(Direction): All of the material below is to be retyped exactly.

========

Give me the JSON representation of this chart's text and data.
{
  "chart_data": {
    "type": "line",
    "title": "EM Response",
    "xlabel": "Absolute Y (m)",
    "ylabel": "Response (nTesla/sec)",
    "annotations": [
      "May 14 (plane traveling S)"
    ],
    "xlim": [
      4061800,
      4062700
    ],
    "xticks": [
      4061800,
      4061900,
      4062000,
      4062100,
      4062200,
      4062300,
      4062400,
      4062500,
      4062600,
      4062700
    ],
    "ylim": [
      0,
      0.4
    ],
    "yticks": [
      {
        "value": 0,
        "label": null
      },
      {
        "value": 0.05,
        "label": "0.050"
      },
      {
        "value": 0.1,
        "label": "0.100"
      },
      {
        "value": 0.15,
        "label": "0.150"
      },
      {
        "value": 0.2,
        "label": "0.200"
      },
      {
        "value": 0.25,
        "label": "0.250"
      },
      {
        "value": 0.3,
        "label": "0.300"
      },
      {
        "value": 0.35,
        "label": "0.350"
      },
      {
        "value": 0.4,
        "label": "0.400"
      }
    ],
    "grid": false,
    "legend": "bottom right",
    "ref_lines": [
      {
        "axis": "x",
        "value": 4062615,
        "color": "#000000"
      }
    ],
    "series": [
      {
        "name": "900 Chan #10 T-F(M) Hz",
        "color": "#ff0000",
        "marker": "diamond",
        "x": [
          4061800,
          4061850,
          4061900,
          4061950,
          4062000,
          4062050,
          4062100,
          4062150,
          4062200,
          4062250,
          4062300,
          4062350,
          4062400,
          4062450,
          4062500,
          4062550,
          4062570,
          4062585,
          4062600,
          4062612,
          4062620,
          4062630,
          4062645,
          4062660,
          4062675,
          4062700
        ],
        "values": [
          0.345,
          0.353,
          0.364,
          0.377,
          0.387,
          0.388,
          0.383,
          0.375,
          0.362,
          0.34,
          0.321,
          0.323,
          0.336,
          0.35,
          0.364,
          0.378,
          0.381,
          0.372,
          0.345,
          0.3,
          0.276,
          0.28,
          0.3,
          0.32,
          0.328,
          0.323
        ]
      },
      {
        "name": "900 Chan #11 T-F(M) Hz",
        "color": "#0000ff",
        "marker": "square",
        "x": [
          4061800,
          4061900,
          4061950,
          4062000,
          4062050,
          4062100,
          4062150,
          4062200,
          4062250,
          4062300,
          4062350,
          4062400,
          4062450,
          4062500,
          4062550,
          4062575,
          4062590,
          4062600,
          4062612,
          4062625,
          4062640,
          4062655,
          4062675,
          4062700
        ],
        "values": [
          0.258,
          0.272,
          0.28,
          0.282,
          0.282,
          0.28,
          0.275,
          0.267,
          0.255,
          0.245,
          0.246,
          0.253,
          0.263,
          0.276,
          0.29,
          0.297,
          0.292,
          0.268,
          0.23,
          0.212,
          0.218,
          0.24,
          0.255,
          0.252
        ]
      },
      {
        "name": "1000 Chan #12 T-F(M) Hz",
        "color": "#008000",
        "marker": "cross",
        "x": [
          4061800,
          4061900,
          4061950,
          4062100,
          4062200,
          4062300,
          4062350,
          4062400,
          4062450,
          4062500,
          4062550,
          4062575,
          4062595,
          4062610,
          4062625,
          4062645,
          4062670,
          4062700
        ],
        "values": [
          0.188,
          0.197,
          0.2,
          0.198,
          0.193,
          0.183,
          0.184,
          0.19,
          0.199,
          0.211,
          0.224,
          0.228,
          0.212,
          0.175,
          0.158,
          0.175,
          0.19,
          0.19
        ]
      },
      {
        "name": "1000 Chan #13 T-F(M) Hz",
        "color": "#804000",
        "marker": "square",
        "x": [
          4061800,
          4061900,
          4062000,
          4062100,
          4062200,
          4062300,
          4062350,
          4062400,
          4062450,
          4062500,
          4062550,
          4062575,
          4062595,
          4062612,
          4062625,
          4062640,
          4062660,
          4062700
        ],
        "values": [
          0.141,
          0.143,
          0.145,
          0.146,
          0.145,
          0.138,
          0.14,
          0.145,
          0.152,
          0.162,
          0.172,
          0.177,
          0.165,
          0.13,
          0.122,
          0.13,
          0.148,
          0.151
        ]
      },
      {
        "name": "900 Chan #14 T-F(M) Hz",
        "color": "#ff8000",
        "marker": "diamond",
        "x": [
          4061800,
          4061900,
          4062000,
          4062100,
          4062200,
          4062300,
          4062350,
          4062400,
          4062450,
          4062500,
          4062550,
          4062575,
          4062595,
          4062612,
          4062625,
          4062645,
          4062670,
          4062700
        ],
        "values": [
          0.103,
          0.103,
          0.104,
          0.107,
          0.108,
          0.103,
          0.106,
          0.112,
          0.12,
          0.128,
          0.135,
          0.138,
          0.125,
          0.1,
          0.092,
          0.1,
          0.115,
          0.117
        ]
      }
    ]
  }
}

========

(Complete output):
Give me the JSON representation of this chart's text and data.
{
  "chart_data": {
    "type": "line",
    "title": "EM Response",
    "xlabel": "Absolute Y (m)",
    "ylabel": "Response (nTesla/sec)",
    "annotations": [
      "May 14 (plane traveling S)"
    ],
    "xlim": [
      4061800,
      4062700
    ],
    "xticks": [
      4061800,
      4061900,
      4062000,
      4062100,
      4062200,
      4062300,
      4062400,
      4062500,
      4062600,
      4062700
    ],
    "ylim": [
      0,
      0.4
    ],
    "yticks": [
      {
        "value": 0,
        "label": null
      },
      {
        "value": 0.05,
        "label": "0.050"
      },
      {
        "value": 0.1,
        "label": "0.100"
      },
      {
        "value": 0.15,
        "label": "0.150"
      },
      {
        "value": 0.2,
        "label": "0.200"
      },
      {
        "value": 0.25,
        "label": "0.250"
      },
      {
        "value": 0.3,
        "label": "0.300"
      },
      {
        "value": 0.35,
        "label": "0.350"
      },
      {
        "value": 0.4,
        "label": "0.400"
      }
    ],
    "grid": false,
    "legend": "bottom right",
    "ref_lines": [
      {
        "axis": "x",
        "value": 4062615,
        "color": "#000000"
      }
    ],
    "series": [
      {
        "name": "900 Chan #10 T-F(M) Hz",
        "color": "#ff0000",
        "marker": "diamond",
        "x": [
          4061800,
          4061850,
          4061900,
          4061950,
          4062000,
          4062050,
          4062100,
          4062150,
          4062200,
          4062250,
          4062300,
          4062350,
          4062400,
          4062450,
          4062500,
          4062550,
          4062570,
          4062585,
          4062600,
          4062612,
          4062620,
          4062630,
          4062645,
          4062660,
          4062675,
          4062700
        ],
        "values": [
          0.345,
          0.353,
          0.364,
          0.377,
          0.387,
          0.388,
          0.383,
          0.375,
          0.362,
          0.34,
          0.321,
          0.323,
          0.336,
          0.35,
          0.364,
          0.378,
          0.381,
          0.372,
          0.345,
          0.3,
          0.276,
          0.28,
          0.3,
          0.32,
          0.328,
          0.323
        ]
      },
      {
        "name": "900 Chan #11 T-F(M) Hz",
        "color": "#0000ff",
        "marker": "square",
        "x": [
          4061800,
          4061900,
          4061950,
          4062000,
          4062050,
          4062100,
          4062150,
          4062200,
          4062250,
          4062300,
          4062350,
          4062400,
          4062450,
          4062500,
          4062550,
          4062575,
          4062590,
          4062600,
          4062612,
          4062625,
          4062640,
          4062655,
          4062675,
          4062700
        ],
        "values": [
          0.258,
          0.272,
          0.28,
          0.282,
          0.282,
          0.28,
          0.275,
          0.267,
          0.255,
          0.245,
          0.246,
          0.253,
          0.263,
          0.276,
          0.29,
          0.297,
          0.292,
          0.268,
          0.23,
          0.212,
          0.218,
          0.24,
          0.255,
          0.252
        ]
      },
      {
        "name": "1000 Chan #12 T-F(M) Hz",
        "color": "#008000",
        "marker": "cross",
        "x": [
          4061800,
          4061900,
          4061950,
          4062100,
          4062200,
          4062300,
          4062350,
          4062400,
          4062450,
          4062500,
          4062550,
          4062575,
          4062595,
          4062610,
          4062625,
          4062645,
          4062670,
          4062700
        ],
        "values": [
          0.188,
          0.197,
          0.2,
          0.198,
          0.193,
          0.183,
          0.184,
          0.19,
          0.199,
          0.211,
          0.224,
          0.228,
          0.212,
          0.175,
          0.158,
          0.175,
          0.19,
          0.19
        ]
      },
      {
        "name": "1000 Chan #13 T-F(M) Hz",
        "color": "#804000",
        "marker": "square",
        "x": [
          4061800,
          4061900,
          4062000,
          4062100,
          4062200,
          4062300,
          4062350,
          4062400,
          4062450,
          4062500,
          4062550,
          4062575,
          4062595,
          4062612,
          4062625,
          4062640,
          4062660,
          4062700
        ],
        "values": [
          0.141,
          0.143,
          0.145,
          0.146,
          0.145,
          0.138,
          0.14,
          0.145,
          0.152,
          0.162,
          0.172,
          0.177,
          0.165,
          0.13,
          0.122,
          0.13,
          0.148,
          0.151
        ]
      },
      {
        "name": "900 Chan #14 T-F(M) Hz",
        "color": "#ff8000",
        "marker": "diamond",
        "x": [
          4061800,
          4061900,
          4062000,
          4062100,
          4062200,
          4062300,
          4062350,
          4062400,
          4062450,
          4062500,
          4062550,
          4062575,
          4062595,
          4062612,
          4062625,
          4062645,
          4062670,
          4062700
        ],
        "values": [
          0.103,
          0.103,
          0.104,
          0.107,
          0.108,
          0.103,
          0.106,
          0.112,
          0.12,
          0.128,
          0.135,
          0.138,
          0.125,
          0.1,
          0.092,
          0.1,
          0.115,
          0.117
        ]
      }
    ]
  }
}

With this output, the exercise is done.